Using the data below, gather each line that includes the word "Effekttoppar".

## Start Material for the task

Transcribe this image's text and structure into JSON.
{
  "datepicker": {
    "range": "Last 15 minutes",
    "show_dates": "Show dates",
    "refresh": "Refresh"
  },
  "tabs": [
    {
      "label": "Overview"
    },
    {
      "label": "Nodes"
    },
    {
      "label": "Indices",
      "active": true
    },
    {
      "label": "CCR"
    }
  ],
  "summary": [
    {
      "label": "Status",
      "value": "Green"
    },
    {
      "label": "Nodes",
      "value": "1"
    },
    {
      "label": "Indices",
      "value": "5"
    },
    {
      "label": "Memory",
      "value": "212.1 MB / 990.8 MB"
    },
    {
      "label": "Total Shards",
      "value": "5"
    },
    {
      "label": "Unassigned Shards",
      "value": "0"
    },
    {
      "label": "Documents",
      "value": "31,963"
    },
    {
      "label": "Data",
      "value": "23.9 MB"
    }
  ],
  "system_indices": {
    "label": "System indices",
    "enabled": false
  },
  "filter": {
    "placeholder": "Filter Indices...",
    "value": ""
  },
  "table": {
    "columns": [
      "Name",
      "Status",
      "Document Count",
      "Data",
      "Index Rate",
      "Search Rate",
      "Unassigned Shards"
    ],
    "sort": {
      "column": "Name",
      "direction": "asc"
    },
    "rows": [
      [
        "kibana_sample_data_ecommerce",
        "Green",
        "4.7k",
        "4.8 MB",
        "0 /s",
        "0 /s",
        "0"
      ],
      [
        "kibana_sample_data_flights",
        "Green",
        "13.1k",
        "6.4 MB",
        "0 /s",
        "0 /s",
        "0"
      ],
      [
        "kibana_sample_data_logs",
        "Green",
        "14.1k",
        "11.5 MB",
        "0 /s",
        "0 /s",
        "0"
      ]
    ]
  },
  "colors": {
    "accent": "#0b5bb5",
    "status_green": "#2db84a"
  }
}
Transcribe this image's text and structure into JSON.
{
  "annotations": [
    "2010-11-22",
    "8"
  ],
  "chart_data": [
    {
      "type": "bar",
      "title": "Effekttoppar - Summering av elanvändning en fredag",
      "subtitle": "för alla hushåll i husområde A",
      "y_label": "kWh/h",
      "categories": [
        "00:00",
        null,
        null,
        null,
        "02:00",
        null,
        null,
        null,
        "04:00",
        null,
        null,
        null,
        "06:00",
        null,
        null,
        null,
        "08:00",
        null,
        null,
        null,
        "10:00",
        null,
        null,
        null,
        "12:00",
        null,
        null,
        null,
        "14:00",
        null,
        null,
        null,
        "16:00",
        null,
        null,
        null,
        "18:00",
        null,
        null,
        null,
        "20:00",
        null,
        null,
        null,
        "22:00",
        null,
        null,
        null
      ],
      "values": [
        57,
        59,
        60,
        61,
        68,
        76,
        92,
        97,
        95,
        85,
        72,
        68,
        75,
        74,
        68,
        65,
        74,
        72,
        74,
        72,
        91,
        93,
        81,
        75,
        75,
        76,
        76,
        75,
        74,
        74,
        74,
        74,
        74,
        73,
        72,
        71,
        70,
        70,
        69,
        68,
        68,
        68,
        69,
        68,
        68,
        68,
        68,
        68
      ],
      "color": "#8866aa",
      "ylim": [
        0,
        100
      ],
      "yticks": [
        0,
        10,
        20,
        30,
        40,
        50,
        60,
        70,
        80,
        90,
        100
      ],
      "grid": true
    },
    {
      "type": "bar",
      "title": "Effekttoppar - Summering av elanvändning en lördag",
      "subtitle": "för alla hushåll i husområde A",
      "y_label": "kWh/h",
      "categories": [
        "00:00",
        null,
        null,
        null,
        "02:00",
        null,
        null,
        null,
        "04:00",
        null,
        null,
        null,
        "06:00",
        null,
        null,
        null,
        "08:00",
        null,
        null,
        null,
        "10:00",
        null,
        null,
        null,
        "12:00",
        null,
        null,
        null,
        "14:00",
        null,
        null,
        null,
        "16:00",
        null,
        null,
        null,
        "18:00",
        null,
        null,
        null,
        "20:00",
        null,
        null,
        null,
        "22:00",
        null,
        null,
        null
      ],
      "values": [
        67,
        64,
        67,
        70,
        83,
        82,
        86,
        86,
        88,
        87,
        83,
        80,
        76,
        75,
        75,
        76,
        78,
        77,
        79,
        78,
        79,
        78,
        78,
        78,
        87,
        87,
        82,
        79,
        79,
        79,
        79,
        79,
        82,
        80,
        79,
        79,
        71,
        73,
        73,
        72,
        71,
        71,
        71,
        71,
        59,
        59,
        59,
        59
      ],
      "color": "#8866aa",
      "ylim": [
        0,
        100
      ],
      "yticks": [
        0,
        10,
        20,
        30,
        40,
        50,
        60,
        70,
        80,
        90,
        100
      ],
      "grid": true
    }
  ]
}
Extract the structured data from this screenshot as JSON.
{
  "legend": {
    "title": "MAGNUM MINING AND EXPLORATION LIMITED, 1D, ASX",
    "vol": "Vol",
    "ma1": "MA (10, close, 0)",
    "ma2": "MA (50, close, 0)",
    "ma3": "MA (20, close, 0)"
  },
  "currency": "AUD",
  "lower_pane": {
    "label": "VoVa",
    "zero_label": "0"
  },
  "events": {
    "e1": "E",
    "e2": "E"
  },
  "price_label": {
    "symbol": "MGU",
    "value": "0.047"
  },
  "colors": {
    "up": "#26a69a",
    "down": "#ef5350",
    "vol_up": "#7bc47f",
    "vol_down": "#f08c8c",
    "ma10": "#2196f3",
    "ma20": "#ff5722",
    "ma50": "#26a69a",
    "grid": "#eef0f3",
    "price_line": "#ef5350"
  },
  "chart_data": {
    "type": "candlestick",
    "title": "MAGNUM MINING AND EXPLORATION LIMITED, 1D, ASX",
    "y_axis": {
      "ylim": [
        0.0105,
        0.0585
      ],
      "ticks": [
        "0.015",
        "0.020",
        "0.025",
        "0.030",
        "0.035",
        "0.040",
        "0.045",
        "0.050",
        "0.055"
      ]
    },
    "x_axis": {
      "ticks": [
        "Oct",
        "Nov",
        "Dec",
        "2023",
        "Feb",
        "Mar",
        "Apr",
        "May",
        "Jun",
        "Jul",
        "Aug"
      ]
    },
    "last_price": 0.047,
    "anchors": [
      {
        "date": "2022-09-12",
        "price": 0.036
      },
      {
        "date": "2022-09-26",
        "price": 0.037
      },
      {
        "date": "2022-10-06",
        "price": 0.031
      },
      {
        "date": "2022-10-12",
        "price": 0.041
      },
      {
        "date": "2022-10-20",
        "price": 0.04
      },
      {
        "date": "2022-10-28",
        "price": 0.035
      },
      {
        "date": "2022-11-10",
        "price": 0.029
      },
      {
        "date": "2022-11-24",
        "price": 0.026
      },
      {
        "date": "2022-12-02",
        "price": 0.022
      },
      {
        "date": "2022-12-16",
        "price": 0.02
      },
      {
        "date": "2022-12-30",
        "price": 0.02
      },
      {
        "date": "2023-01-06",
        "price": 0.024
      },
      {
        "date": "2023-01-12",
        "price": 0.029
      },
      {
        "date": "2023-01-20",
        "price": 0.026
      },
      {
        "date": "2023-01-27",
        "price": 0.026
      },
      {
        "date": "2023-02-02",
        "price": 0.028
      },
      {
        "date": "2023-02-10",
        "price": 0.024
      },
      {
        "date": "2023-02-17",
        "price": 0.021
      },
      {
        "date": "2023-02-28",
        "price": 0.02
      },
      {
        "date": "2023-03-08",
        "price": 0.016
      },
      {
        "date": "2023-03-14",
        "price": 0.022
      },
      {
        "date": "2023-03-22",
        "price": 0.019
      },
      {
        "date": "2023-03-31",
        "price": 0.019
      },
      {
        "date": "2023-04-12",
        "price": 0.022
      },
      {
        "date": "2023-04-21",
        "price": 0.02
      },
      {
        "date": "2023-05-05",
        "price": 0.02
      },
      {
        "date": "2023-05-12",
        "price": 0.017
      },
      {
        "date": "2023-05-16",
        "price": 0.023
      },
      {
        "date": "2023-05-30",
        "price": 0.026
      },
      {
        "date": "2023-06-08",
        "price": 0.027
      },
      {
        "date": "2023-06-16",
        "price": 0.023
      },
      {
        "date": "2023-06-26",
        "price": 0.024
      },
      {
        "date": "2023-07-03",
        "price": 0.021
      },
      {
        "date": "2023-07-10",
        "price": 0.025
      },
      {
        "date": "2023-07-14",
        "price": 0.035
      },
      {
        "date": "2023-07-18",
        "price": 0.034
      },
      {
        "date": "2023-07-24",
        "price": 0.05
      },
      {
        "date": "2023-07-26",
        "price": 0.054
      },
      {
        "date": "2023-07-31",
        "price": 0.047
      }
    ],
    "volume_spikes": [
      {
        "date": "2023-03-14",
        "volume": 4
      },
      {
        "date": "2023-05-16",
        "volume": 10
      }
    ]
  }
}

## End Material for the task

* Solved problem
      "title": "Effekttoppar - Summering av elanvändning en fredag",
      "title": "Effekttoppar - Summering av elanvändning en lördag",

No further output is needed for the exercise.